### Input material ###

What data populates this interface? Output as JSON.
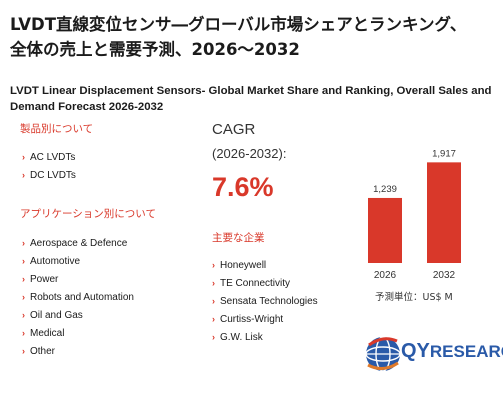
{
  "title_jp": "LVDT直線変位センサ―グローバル市場シェアとランキング、全体の売上と需要予測、2026～2032",
  "title_en": "LVDT Linear Displacement Sensors- Global Market Share and Ranking, Overall Sales and Demand Forecast 2026-2032",
  "products": {
    "heading": "製品別について",
    "items": [
      "AC LVDTs",
      "DC LVDTs"
    ]
  },
  "applications": {
    "heading": "アプリケーション別について",
    "items": [
      "Aerospace & Defence",
      "Automotive",
      "Power",
      "Robots and Automation",
      "Oil and Gas",
      "Medical",
      "Other"
    ]
  },
  "cagr": {
    "label": "CAGR",
    "period": "(2026-2032):",
    "value": "7.6%"
  },
  "companies": {
    "heading": "主要な企業",
    "items": [
      "Honeywell",
      "TE Connectivity",
      "Sensata Technologies",
      "Curtiss-Wright",
      "G.W. Lisk"
    ]
  },
  "chart_data": {
    "type": "bar",
    "categories": [
      "2026",
      "2032"
    ],
    "values": [
      1239,
      1917
    ],
    "value_labels": [
      "1,239",
      "1,917"
    ],
    "unit_note": "予測単位：US$ M",
    "ylim": [
      0,
      2000
    ],
    "bar_color": "#d9382a"
  },
  "logo": {
    "prefix": "QY",
    "suffix": "RESEARCH",
    "brand_color": "#2a5aa8"
  },
  "bullet_glyph": "›"
}
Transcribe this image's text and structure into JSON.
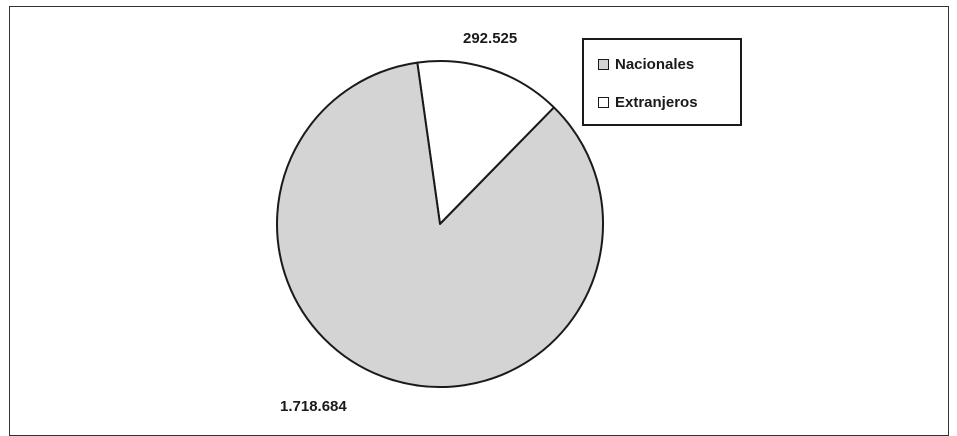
{
  "chart_data": {
    "type": "pie",
    "title": "",
    "slices": [
      {
        "name": "Nacionales",
        "value": 1718684,
        "label": "1.718.684",
        "color": "#d4d4d4"
      },
      {
        "name": "Extranjeros",
        "value": 292525,
        "label": "292.525",
        "color": "#ffffff"
      }
    ],
    "legend_position": "top-right",
    "legend": [
      "Nacionales",
      "Extranjeros"
    ]
  }
}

###

The task: Locate "Transcribe this image's" in the listing above, then print exactly the lines from that line through the final one, omitting all pictures.

Problem solution:
Transcribe this image's text and structure into JSON.
{
  "chart_data": {
    "type": "pie",
    "title": "",
    "slices": [
      {
        "name": "Nacionales",
        "value": 1718684,
        "label": "1.718.684",
        "color": "#d4d4d4"
      },
      {
        "name": "Extranjeros",
        "value": 292525,
        "label": "292.525",
        "color": "#ffffff"
      }
    ],
    "legend_position": "top-right",
    "legend": [
      "Nacionales",
      "Extranjeros"
    ]
  }
}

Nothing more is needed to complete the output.